***** EXTRACTED INFORMATION

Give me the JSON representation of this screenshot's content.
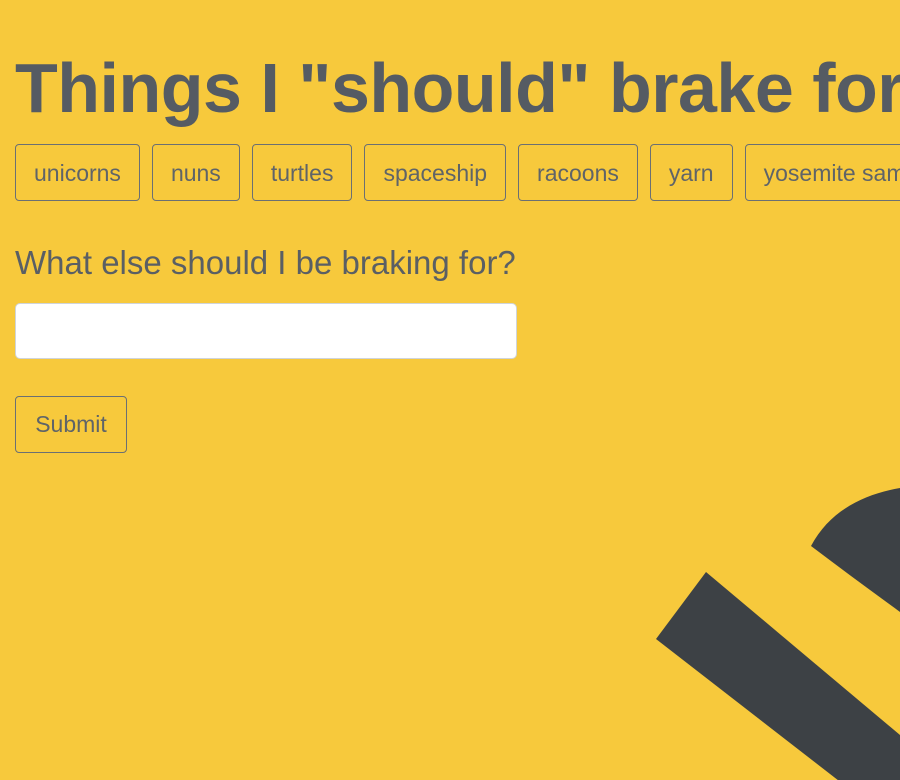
{
  "title": "Things I \"should\" brake for",
  "tags": [
    "unicorns",
    "nuns",
    "turtles",
    "spaceship",
    "racoons",
    "yarn",
    "yosemite sam"
  ],
  "form": {
    "prompt": "What else should I be braking for?",
    "input_value": "",
    "input_placeholder": "",
    "submit_label": "Submit"
  },
  "colors": {
    "background": "#f7c93c",
    "text": "#555b63",
    "graphic": "#3d4145"
  }
}
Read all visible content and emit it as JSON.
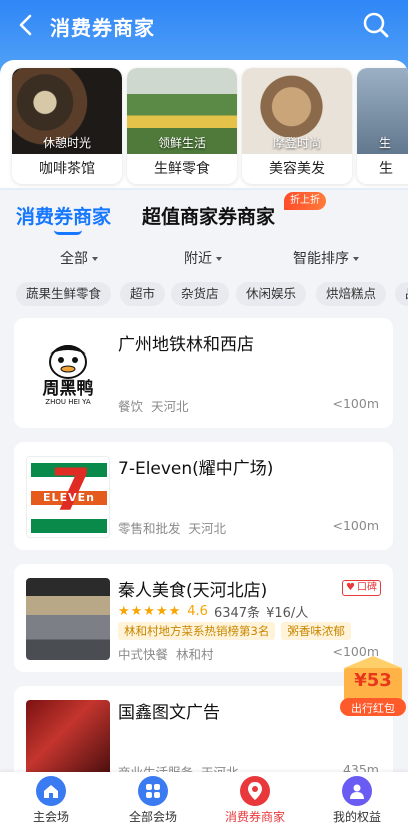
{
  "header": {
    "title": "消费券商家"
  },
  "categories": [
    {
      "tag": "休憩时光",
      "name": "咖啡茶馆",
      "icon": "coffee-image"
    },
    {
      "tag": "领鲜生活",
      "name": "生鲜零食",
      "icon": "market-image"
    },
    {
      "tag": "摩登时尚",
      "name": "美容美发",
      "icon": "hair-image"
    },
    {
      "tag": "生",
      "name": "生",
      "icon": "shop-image"
    }
  ],
  "tabs": {
    "primary": "消费券商家",
    "secondary": "超值商家券商家",
    "sale_badge": "折上折"
  },
  "filters": [
    "全部",
    "附近",
    "智能排序"
  ],
  "chips": [
    "蔬果生鲜零食",
    "超市",
    "杂货店",
    "休闲娱乐",
    "烘焙糕点",
    "品"
  ],
  "merchants": [
    {
      "name": "广州地铁林和西店",
      "category": "餐饮",
      "area": "天河北",
      "distance": "<100m",
      "logo_text": "周黑鸭",
      "logo_sub": "ZHOU HEI YA"
    },
    {
      "name": "7-Eleven(耀中广场)",
      "category": "零售和批发",
      "area": "天河北",
      "distance": "<100m",
      "logo_text": "ELEVEn",
      "logo_num": "7"
    },
    {
      "name": "秦人美食(天河北店)",
      "category": "中式快餐",
      "area": "林和村",
      "distance": "<100m",
      "stars": "★★★★★",
      "score": "4.6",
      "reviews": "6347条",
      "price": "¥16/人",
      "rank_tag": "林和村地方菜系热销榜第3名",
      "flavor_tag": "粥香味浓郁",
      "koubei": "口碑"
    },
    {
      "name": "国鑫图文广告",
      "category": "商业生活服务",
      "area": "天河北",
      "distance": "435m"
    }
  ],
  "redpack": {
    "amount": "¥53",
    "label": "出行红包"
  },
  "bottom_nav": [
    {
      "label": "主会场",
      "icon": "home-icon"
    },
    {
      "label": "全部会场",
      "icon": "grid-icon"
    },
    {
      "label": "消费券商家",
      "icon": "location-icon"
    },
    {
      "label": "我的权益",
      "icon": "user-icon"
    }
  ],
  "colors": {
    "accent": "#1677ff",
    "active_red": "#e8383b",
    "star": "#f7a500"
  }
}
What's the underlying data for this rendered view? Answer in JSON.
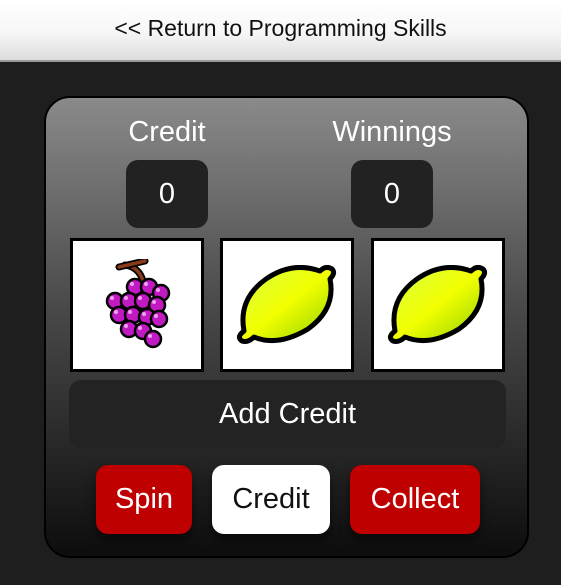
{
  "nav": {
    "return_link": "<< Return to Programming Skills"
  },
  "stats": {
    "credit_label": "Credit",
    "credit_value": "0",
    "winnings_label": "Winnings",
    "winnings_value": "0"
  },
  "reels": [
    {
      "symbol": "grapes-icon"
    },
    {
      "symbol": "lemon-icon"
    },
    {
      "symbol": "lemon-icon"
    }
  ],
  "controls": {
    "add_credit_label": "Add Credit",
    "spin_label": "Spin",
    "credit_label": "Credit",
    "collect_label": "Collect"
  },
  "colors": {
    "button_red": "#bf0000",
    "panel_dark": "#222222",
    "page_background": "#1e1e1e"
  }
}
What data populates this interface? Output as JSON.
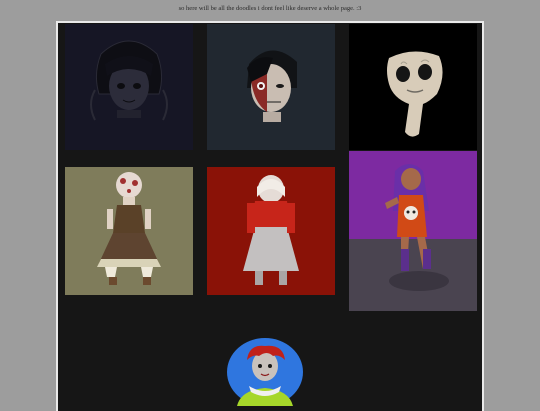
{
  "page": {
    "caption": "so here will be all the doodles i dont feel like deserve a whole page. :3"
  },
  "colors": {
    "page_background": "#9d9d9d",
    "panel_background": "#161616",
    "panel_border": "#e9e9e9"
  },
  "gallery": [
    {
      "name": "doodle-dark-sketch-portrait",
      "icon": "dark-haired-character-sketch"
    },
    {
      "name": "doodle-split-face-portrait",
      "icon": "half-torn-face-character"
    },
    {
      "name": "doodle-pale-creature",
      "icon": "pale-hollow-eyed-creature"
    },
    {
      "name": "doodle-lolita-doll",
      "icon": "doll-in-brown-dress"
    },
    {
      "name": "doodle-red-hood-girl",
      "icon": "girl-in-red-hood"
    },
    {
      "name": "doodle-purple-hair-girl",
      "icon": "purple-haired-girl-holding-skull"
    },
    {
      "name": "doodle-red-haired-clown",
      "icon": "red-haired-clown-circle"
    }
  ]
}
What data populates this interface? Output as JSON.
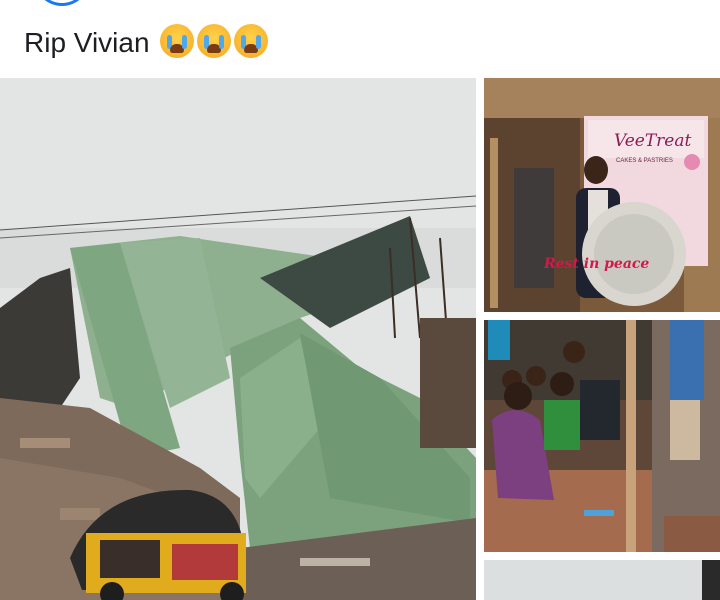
{
  "post": {
    "caption": "Rip Vivian",
    "emoji": [
      "loudly-crying-face",
      "loudly-crying-face",
      "loudly-crying-face"
    ]
  },
  "photos": {
    "banner_brand": "VeeTreat",
    "banner_tagline": "CAKES & PASTRIES",
    "wreath_text": "Rest in peace"
  },
  "colors": {
    "roof_green": "#7aa37c",
    "sky": "#e6e8e7",
    "tricycle_yellow": "#e8b21a",
    "facebook_blue": "#1877f2"
  }
}
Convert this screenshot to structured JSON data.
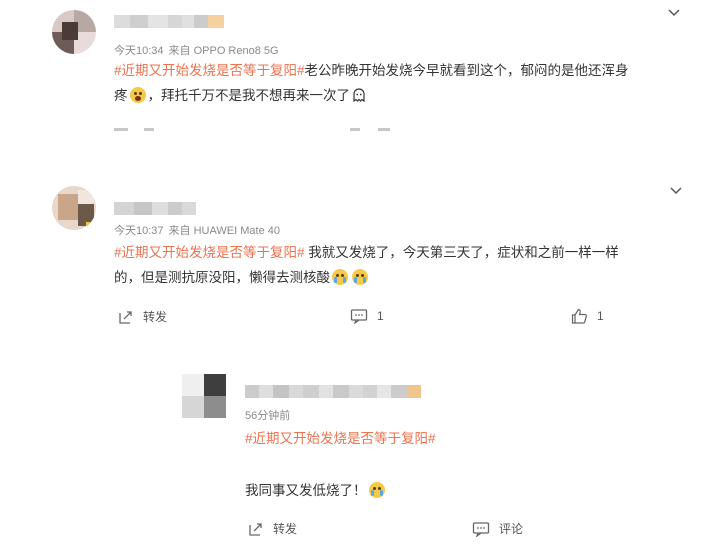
{
  "comments": [
    {
      "time": "今天10:34",
      "from": "来自 OPPO Reno8 5G",
      "hashtag": "#近期又开始发烧是否等于复阳#",
      "text_line1": "老公昨晚开始发烧今早就看到这个，郁闷的是他还浑身",
      "text_line2_prefix": "疼",
      "emoji1": "emoji-shocked",
      "text_line2_rest": "，拜托千万不是我不想再来一次了",
      "end_icon": "ghost-icon"
    },
    {
      "time": "今天10:37",
      "from": "来自 HUAWEI Mate 40",
      "hashtag": "#近期又开始发烧是否等于复阳#",
      "text_line1": " 我就又发烧了，今天第三天了，症状和之前一样一样",
      "text_line2": "的，但是测抗原没阳，懒得去测核酸",
      "emoji": "emoji-crying",
      "repost_label": "转发",
      "comment_count": "1",
      "like_count": "1"
    }
  ],
  "reply": {
    "time": "56分钟前",
    "hashtag": "#近期又开始发烧是否等于复阳#",
    "text": "我同事又发低烧了！",
    "emoji": "emoji-crying",
    "repost_label": "转发",
    "comment_label": "评论"
  },
  "colors": {
    "hashtag": "#eb7350",
    "meta": "#8a8a8a",
    "text": "#333333"
  }
}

**********

EXERCISE DIRECTIONS » Each record should be quoted exactly, with the images omitted.

FULL SOLUTION »
Give me the JSON representation of this screenshot's content.
{
  "title": "Things I \"should\" brake for",
  "tags": [
    "unicorns",
    "nuns",
    "turtles",
    "spaceship",
    "racoons",
    "yarn",
    "yosemite sam"
  ],
  "form": {
    "prompt": "What else should I be braking for?",
    "input_value": "",
    "input_placeholder": "",
    "submit_label": "Submit"
  },
  "colors": {
    "background": "#f7c93c",
    "text": "#555b63",
    "graphic": "#3d4145"
  }
}
Read all visible content and emit it as JSON.
{
  "header": {
    "title": "消费券商家"
  },
  "categories": [
    {
      "tag": "休憩时光",
      "name": "咖啡茶馆",
      "icon": "coffee-image"
    },
    {
      "tag": "领鲜生活",
      "name": "生鲜零食",
      "icon": "market-image"
    },
    {
      "tag": "摩登时尚",
      "name": "美容美发",
      "icon": "hair-image"
    },
    {
      "tag": "生",
      "name": "生",
      "icon": "shop-image"
    }
  ],
  "tabs": {
    "primary": "消费券商家",
    "secondary": "超值商家券商家",
    "sale_badge": "折上折"
  },
  "filters": [
    "全部",
    "附近",
    "智能排序"
  ],
  "chips": [
    "蔬果生鲜零食",
    "超市",
    "杂货店",
    "休闲娱乐",
    "烘焙糕点",
    "品"
  ],
  "merchants": [
    {
      "name": "广州地铁林和西店",
      "category": "餐饮",
      "area": "天河北",
      "distance": "<100m",
      "logo_text": "周黑鸭",
      "logo_sub": "ZHOU HEI YA"
    },
    {
      "name": "7-Eleven(耀中广场)",
      "category": "零售和批发",
      "area": "天河北",
      "distance": "<100m",
      "logo_text": "ELEVEn",
      "logo_num": "7"
    },
    {
      "name": "秦人美食(天河北店)",
      "category": "中式快餐",
      "area": "林和村",
      "distance": "<100m",
      "stars": "★★★★★",
      "score": "4.6",
      "reviews": "6347条",
      "price": "¥16/人",
      "rank_tag": "林和村地方菜系热销榜第3名",
      "flavor_tag": "粥香味浓郁",
      "koubei": "口碑"
    },
    {
      "name": "国鑫图文广告",
      "category": "商业生活服务",
      "area": "天河北",
      "distance": "435m"
    }
  ],
  "redpack": {
    "amount": "¥53",
    "label": "出行红包"
  },
  "bottom_nav": [
    {
      "label": "主会场",
      "icon": "home-icon"
    },
    {
      "label": "全部会场",
      "icon": "grid-icon"
    },
    {
      "label": "消费券商家",
      "icon": "location-icon"
    },
    {
      "label": "我的权益",
      "icon": "user-icon"
    }
  ],
  "colors": {
    "accent": "#1677ff",
    "active_red": "#e8383b",
    "star": "#f7a500"
  }
}
What's the underlying data for this rendered view? Answer in JSON.
{
  "nav": {
    "return_link": "<< Return to Programming Skills"
  },
  "stats": {
    "credit_label": "Credit",
    "credit_value": "0",
    "winnings_label": "Winnings",
    "winnings_value": "0"
  },
  "reels": [
    {
      "symbol": "grapes-icon"
    },
    {
      "symbol": "lemon-icon"
    },
    {
      "symbol": "lemon-icon"
    }
  ],
  "controls": {
    "add_credit_label": "Add Credit",
    "spin_label": "Spin",
    "credit_label": "Credit",
    "collect_label": "Collect"
  },
  "colors": {
    "button_red": "#bf0000",
    "panel_dark": "#222222",
    "page_background": "#1e1e1e"
  }
}
What data populates this interface? Output as JSON.
{
  "page": {
    "caption": "so here will be all the doodles i dont feel like deserve a whole page. :3"
  },
  "colors": {
    "page_background": "#9d9d9d",
    "panel_background": "#161616",
    "panel_border": "#e9e9e9"
  },
  "gallery": [
    {
      "name": "doodle-dark-sketch-portrait",
      "icon": "dark-haired-character-sketch"
    },
    {
      "name": "doodle-split-face-portrait",
      "icon": "half-torn-face-character"
    },
    {
      "name": "doodle-pale-creature",
      "icon": "pale-hollow-eyed-creature"
    },
    {
      "name": "doodle-lolita-doll",
      "icon": "doll-in-brown-dress"
    },
    {
      "name": "doodle-red-hood-girl",
      "icon": "girl-in-red-hood"
    },
    {
      "name": "doodle-purple-hair-girl",
      "icon": "purple-haired-girl-holding-skull"
    },
    {
      "name": "doodle-red-haired-clown",
      "icon": "red-haired-clown-circle"
    }
  ]
}
What data populates this interface? Output as JSON.
{
  "post": {
    "caption": "Rip Vivian",
    "emoji": [
      "loudly-crying-face",
      "loudly-crying-face",
      "loudly-crying-face"
    ]
  },
  "photos": {
    "banner_brand": "VeeTreat",
    "banner_tagline": "CAKES & PASTRIES",
    "wreath_text": "Rest in peace"
  },
  "colors": {
    "roof_green": "#7aa37c",
    "sky": "#e6e8e7",
    "tricycle_yellow": "#e8b21a",
    "facebook_blue": "#1877f2"
  }
}
Convert this screenshot to structured JSON data.
{
  "comments": [
    {
      "time": "今天10:34",
      "from": "来自 OPPO Reno8 5G",
      "hashtag": "#近期又开始发烧是否等于复阳#",
      "text_line1": "老公昨晚开始发烧今早就看到这个，郁闷的是他还浑身",
      "text_line2_prefix": "疼",
      "emoji1": "emoji-shocked",
      "text_line2_rest": "，拜托千万不是我不想再来一次了",
      "end_icon": "ghost-icon"
    },
    {
      "time": "今天10:37",
      "from": "来自 HUAWEI Mate 40",
      "hashtag": "#近期又开始发烧是否等于复阳#",
      "text_line1": " 我就又发烧了，今天第三天了，症状和之前一样一样",
      "text_line2": "的，但是测抗原没阳，懒得去测核酸",
      "emoji": "emoji-crying",
      "repost_label": "转发",
      "comment_count": "1",
      "like_count": "1"
    }
  ],
  "reply": {
    "time": "56分钟前",
    "hashtag": "#近期又开始发烧是否等于复阳#",
    "text": "我同事又发低烧了！",
    "emoji": "emoji-crying",
    "repost_label": "转发",
    "comment_label": "评论"
  },
  "colors": {
    "hashtag": "#eb7350",
    "meta": "#8a8a8a",
    "text": "#333333"
  }
}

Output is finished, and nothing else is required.